Figure collection entries

--

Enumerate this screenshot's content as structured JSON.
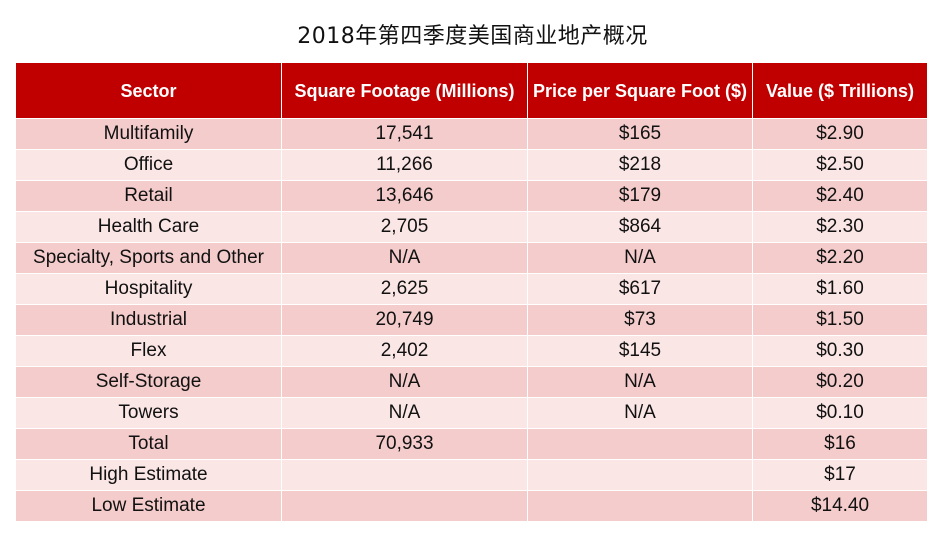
{
  "title": "2018年第四季度美国商业地产概况",
  "colors": {
    "header_bg": "#c00000",
    "header_text": "#ffffff",
    "row_odd": "#f4cccc",
    "row_even": "#fbe6e6"
  },
  "chart_data": {
    "type": "table",
    "title": "2018年第四季度美国商业地产概况",
    "columns": [
      "Sector",
      "Square Footage (Millions)",
      "Price per Square Foot ($)",
      "Value ($ Trillions)"
    ],
    "rows": [
      [
        "Multifamily",
        "17,541",
        "$165",
        "$2.90"
      ],
      [
        "Office",
        "11,266",
        "$218",
        "$2.50"
      ],
      [
        "Retail",
        "13,646",
        "$179",
        "$2.40"
      ],
      [
        "Health Care",
        "2,705",
        "$864",
        "$2.30"
      ],
      [
        "Specialty, Sports and Other",
        "N/A",
        "N/A",
        "$2.20"
      ],
      [
        "Hospitality",
        "2,625",
        "$617",
        "$1.60"
      ],
      [
        "Industrial",
        "20,749",
        "$73",
        "$1.50"
      ],
      [
        "Flex",
        "2,402",
        "$145",
        "$0.30"
      ],
      [
        "Self-Storage",
        "N/A",
        "N/A",
        "$0.20"
      ],
      [
        "Towers",
        "N/A",
        "N/A",
        "$0.10"
      ],
      [
        "Total",
        "70,933",
        "",
        "$16"
      ],
      [
        "High Estimate",
        "",
        "",
        "$17"
      ],
      [
        "Low Estimate",
        "",
        "",
        "$14.40"
      ]
    ]
  }
}
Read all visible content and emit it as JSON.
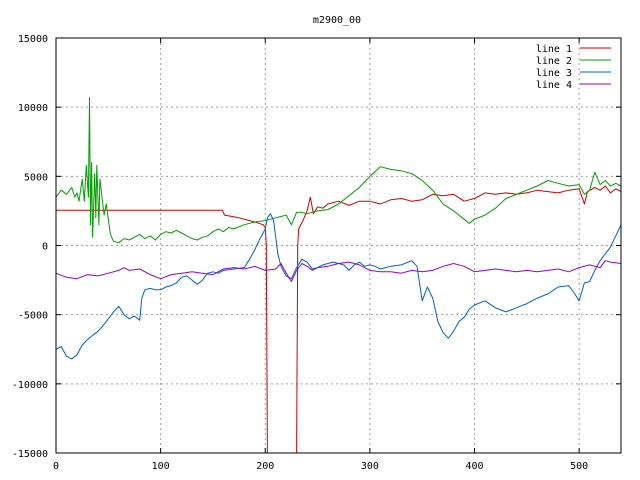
{
  "chart_data": {
    "type": "line",
    "title": "m2900_00",
    "xlabel": "",
    "ylabel": "",
    "xlim": [
      0,
      540
    ],
    "ylim": [
      -15000,
      15000
    ],
    "x_ticks": [
      0,
      100,
      200,
      300,
      400,
      500
    ],
    "y_ticks": [
      -15000,
      -10000,
      -5000,
      0,
      5000,
      10000,
      15000
    ],
    "x_tick_labels": [
      "0",
      "100",
      "200",
      "300",
      "400",
      "500"
    ],
    "y_tick_labels": [
      "-15000",
      "-10000",
      "-5000",
      "0",
      "5000",
      "10000",
      "15000"
    ],
    "grid": true,
    "legend_position": "top-right",
    "series": [
      {
        "name": "line 1",
        "color": "#cc0000",
        "points": [
          [
            0,
            2550
          ],
          [
            80,
            2550
          ],
          [
            159,
            2550
          ],
          [
            161,
            2200
          ],
          [
            175,
            2000
          ],
          [
            190,
            1700
          ],
          [
            198,
            1500
          ],
          [
            200,
            1300
          ],
          [
            201,
            0
          ],
          [
            202,
            -15000
          ],
          [
            203,
            -15000
          ],
          [
            205,
            -15000
          ],
          [
            210,
            -15000
          ],
          [
            215,
            -15000
          ],
          [
            220,
            -15000
          ],
          [
            225,
            -15000
          ],
          [
            230,
            -15000
          ],
          [
            231,
            0
          ],
          [
            232,
            1200
          ],
          [
            236,
            1800
          ],
          [
            240,
            2500
          ],
          [
            243,
            3500
          ],
          [
            246,
            2300
          ],
          [
            250,
            2800
          ],
          [
            255,
            2700
          ],
          [
            260,
            3000
          ],
          [
            270,
            3200
          ],
          [
            280,
            2900
          ],
          [
            290,
            3200
          ],
          [
            300,
            3200
          ],
          [
            310,
            3000
          ],
          [
            320,
            3300
          ],
          [
            330,
            3400
          ],
          [
            340,
            3200
          ],
          [
            350,
            3300
          ],
          [
            360,
            3700
          ],
          [
            370,
            3600
          ],
          [
            380,
            3700
          ],
          [
            390,
            3200
          ],
          [
            400,
            3400
          ],
          [
            410,
            3800
          ],
          [
            420,
            3700
          ],
          [
            430,
            3800
          ],
          [
            440,
            3700
          ],
          [
            450,
            3800
          ],
          [
            460,
            4000
          ],
          [
            470,
            3900
          ],
          [
            480,
            3800
          ],
          [
            490,
            4000
          ],
          [
            500,
            4100
          ],
          [
            505,
            3000
          ],
          [
            508,
            3900
          ],
          [
            515,
            4200
          ],
          [
            520,
            4000
          ],
          [
            525,
            4300
          ],
          [
            530,
            3800
          ],
          [
            535,
            4100
          ],
          [
            540,
            3900
          ]
        ]
      },
      {
        "name": "line 2",
        "color": "#00a000",
        "points": [
          [
            0,
            3500
          ],
          [
            5,
            4000
          ],
          [
            10,
            3700
          ],
          [
            15,
            4200
          ],
          [
            18,
            3500
          ],
          [
            20,
            3800
          ],
          [
            22,
            3200
          ],
          [
            25,
            4800
          ],
          [
            27,
            3200
          ],
          [
            29,
            5800
          ],
          [
            31,
            3500
          ],
          [
            32,
            10700
          ],
          [
            33,
            1500
          ],
          [
            34,
            6000
          ],
          [
            35,
            600
          ],
          [
            37,
            5200
          ],
          [
            38,
            2000
          ],
          [
            39,
            5800
          ],
          [
            41,
            1500
          ],
          [
            42,
            4800
          ],
          [
            44,
            3500
          ],
          [
            46,
            2200
          ],
          [
            48,
            3000
          ],
          [
            52,
            800
          ],
          [
            55,
            300
          ],
          [
            60,
            200
          ],
          [
            65,
            500
          ],
          [
            70,
            400
          ],
          [
            75,
            600
          ],
          [
            80,
            800
          ],
          [
            85,
            500
          ],
          [
            90,
            700
          ],
          [
            95,
            400
          ],
          [
            100,
            800
          ],
          [
            105,
            1000
          ],
          [
            110,
            900
          ],
          [
            115,
            1100
          ],
          [
            120,
            900
          ],
          [
            125,
            700
          ],
          [
            130,
            500
          ],
          [
            135,
            400
          ],
          [
            140,
            600
          ],
          [
            145,
            700
          ],
          [
            150,
            1000
          ],
          [
            155,
            1200
          ],
          [
            160,
            1000
          ],
          [
            165,
            1300
          ],
          [
            170,
            1200
          ],
          [
            180,
            1500
          ],
          [
            190,
            1700
          ],
          [
            200,
            1800
          ],
          [
            210,
            2000
          ],
          [
            220,
            2200
          ],
          [
            225,
            1500
          ],
          [
            230,
            2400
          ],
          [
            235,
            2400
          ],
          [
            240,
            2300
          ],
          [
            250,
            2500
          ],
          [
            260,
            2600
          ],
          [
            270,
            3000
          ],
          [
            280,
            3600
          ],
          [
            290,
            4200
          ],
          [
            300,
            5000
          ],
          [
            310,
            5700
          ],
          [
            320,
            5500
          ],
          [
            330,
            5400
          ],
          [
            340,
            5200
          ],
          [
            350,
            4700
          ],
          [
            360,
            4000
          ],
          [
            370,
            3000
          ],
          [
            380,
            2500
          ],
          [
            390,
            1900
          ],
          [
            395,
            1600
          ],
          [
            400,
            1900
          ],
          [
            410,
            2200
          ],
          [
            420,
            2700
          ],
          [
            430,
            3400
          ],
          [
            440,
            3700
          ],
          [
            450,
            4000
          ],
          [
            460,
            4300
          ],
          [
            470,
            4700
          ],
          [
            480,
            4500
          ],
          [
            490,
            4300
          ],
          [
            500,
            4400
          ],
          [
            505,
            3700
          ],
          [
            510,
            4000
          ],
          [
            515,
            5300
          ],
          [
            520,
            4400
          ],
          [
            525,
            4700
          ],
          [
            530,
            4300
          ],
          [
            535,
            4500
          ],
          [
            540,
            4300
          ]
        ]
      },
      {
        "name": "line 3",
        "color": "#0060d0",
        "points": [
          [
            0,
            -7500
          ],
          [
            5,
            -7300
          ],
          [
            10,
            -8000
          ],
          [
            15,
            -8200
          ],
          [
            20,
            -7900
          ],
          [
            25,
            -7200
          ],
          [
            30,
            -6800
          ],
          [
            35,
            -6500
          ],
          [
            40,
            -6200
          ],
          [
            45,
            -5800
          ],
          [
            50,
            -5300
          ],
          [
            55,
            -4800
          ],
          [
            60,
            -4400
          ],
          [
            65,
            -5000
          ],
          [
            70,
            -5300
          ],
          [
            75,
            -5100
          ],
          [
            80,
            -5400
          ],
          [
            82,
            -3800
          ],
          [
            85,
            -3200
          ],
          [
            90,
            -3100
          ],
          [
            95,
            -3200
          ],
          [
            100,
            -3200
          ],
          [
            105,
            -3000
          ],
          [
            110,
            -2900
          ],
          [
            115,
            -2700
          ],
          [
            120,
            -2300
          ],
          [
            125,
            -2200
          ],
          [
            130,
            -2500
          ],
          [
            135,
            -2800
          ],
          [
            140,
            -2500
          ],
          [
            145,
            -2000
          ],
          [
            150,
            -1900
          ],
          [
            155,
            -2000
          ],
          [
            160,
            -1800
          ],
          [
            170,
            -1700
          ],
          [
            180,
            -1600
          ],
          [
            185,
            -1000
          ],
          [
            190,
            -300
          ],
          [
            195,
            500
          ],
          [
            200,
            1200
          ],
          [
            202,
            2000
          ],
          [
            205,
            2300
          ],
          [
            208,
            1800
          ],
          [
            212,
            -600
          ],
          [
            215,
            -1500
          ],
          [
            220,
            -2200
          ],
          [
            225,
            -2400
          ],
          [
            230,
            -1600
          ],
          [
            235,
            -1000
          ],
          [
            240,
            -1200
          ],
          [
            245,
            -1700
          ],
          [
            250,
            -1600
          ],
          [
            255,
            -1400
          ],
          [
            260,
            -1300
          ],
          [
            265,
            -1200
          ],
          [
            270,
            -1300
          ],
          [
            275,
            -1400
          ],
          [
            280,
            -1800
          ],
          [
            285,
            -1400
          ],
          [
            290,
            -1200
          ],
          [
            295,
            -1500
          ],
          [
            300,
            -1400
          ],
          [
            305,
            -1500
          ],
          [
            310,
            -1700
          ],
          [
            315,
            -1600
          ],
          [
            320,
            -1500
          ],
          [
            330,
            -1400
          ],
          [
            340,
            -1100
          ],
          [
            345,
            -1500
          ],
          [
            350,
            -4000
          ],
          [
            355,
            -3000
          ],
          [
            360,
            -3800
          ],
          [
            365,
            -5500
          ],
          [
            370,
            -6300
          ],
          [
            375,
            -6700
          ],
          [
            380,
            -6200
          ],
          [
            385,
            -5500
          ],
          [
            390,
            -5200
          ],
          [
            395,
            -4600
          ],
          [
            400,
            -4300
          ],
          [
            410,
            -4000
          ],
          [
            420,
            -4500
          ],
          [
            430,
            -4800
          ],
          [
            440,
            -4500
          ],
          [
            450,
            -4200
          ],
          [
            460,
            -3800
          ],
          [
            470,
            -3500
          ],
          [
            480,
            -3000
          ],
          [
            490,
            -2900
          ],
          [
            495,
            -3400
          ],
          [
            500,
            -4000
          ],
          [
            505,
            -2700
          ],
          [
            510,
            -2600
          ],
          [
            515,
            -1800
          ],
          [
            520,
            -1100
          ],
          [
            525,
            -600
          ],
          [
            530,
            -100
          ],
          [
            535,
            700
          ],
          [
            540,
            1500
          ]
        ]
      },
      {
        "name": "line 4",
        "color": "#9900cc",
        "points": [
          [
            0,
            -2000
          ],
          [
            10,
            -2300
          ],
          [
            20,
            -2400
          ],
          [
            30,
            -2100
          ],
          [
            40,
            -2200
          ],
          [
            50,
            -2000
          ],
          [
            60,
            -1800
          ],
          [
            65,
            -1600
          ],
          [
            70,
            -1800
          ],
          [
            80,
            -1700
          ],
          [
            90,
            -2100
          ],
          [
            100,
            -2400
          ],
          [
            110,
            -2100
          ],
          [
            120,
            -2000
          ],
          [
            130,
            -1900
          ],
          [
            140,
            -2000
          ],
          [
            150,
            -2100
          ],
          [
            160,
            -1700
          ],
          [
            170,
            -1600
          ],
          [
            180,
            -1700
          ],
          [
            190,
            -1500
          ],
          [
            200,
            -1800
          ],
          [
            210,
            -1700
          ],
          [
            215,
            -1300
          ],
          [
            220,
            -2000
          ],
          [
            225,
            -2600
          ],
          [
            230,
            -1800
          ],
          [
            235,
            -1300
          ],
          [
            240,
            -1500
          ],
          [
            245,
            -1800
          ],
          [
            250,
            -1600
          ],
          [
            260,
            -1500
          ],
          [
            270,
            -1300
          ],
          [
            280,
            -1200
          ],
          [
            290,
            -1400
          ],
          [
            300,
            -1800
          ],
          [
            310,
            -1900
          ],
          [
            320,
            -1900
          ],
          [
            330,
            -2000
          ],
          [
            340,
            -1800
          ],
          [
            350,
            -1900
          ],
          [
            360,
            -1800
          ],
          [
            370,
            -1500
          ],
          [
            380,
            -1300
          ],
          [
            390,
            -1500
          ],
          [
            400,
            -1900
          ],
          [
            410,
            -1800
          ],
          [
            420,
            -1700
          ],
          [
            430,
            -1800
          ],
          [
            440,
            -1900
          ],
          [
            450,
            -1800
          ],
          [
            460,
            -1900
          ],
          [
            470,
            -1800
          ],
          [
            480,
            -1700
          ],
          [
            490,
            -1900
          ],
          [
            500,
            -1600
          ],
          [
            510,
            -1400
          ],
          [
            520,
            -1600
          ],
          [
            525,
            -1100
          ],
          [
            530,
            -1200
          ],
          [
            540,
            -1300
          ]
        ]
      }
    ]
  }
}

--

The exercise:
From the entries above, pull out each line that includes "name".

Written response:
        "name": "line 1",
        "name": "line 2",
        "name": "line 3",
        "name": "line 4",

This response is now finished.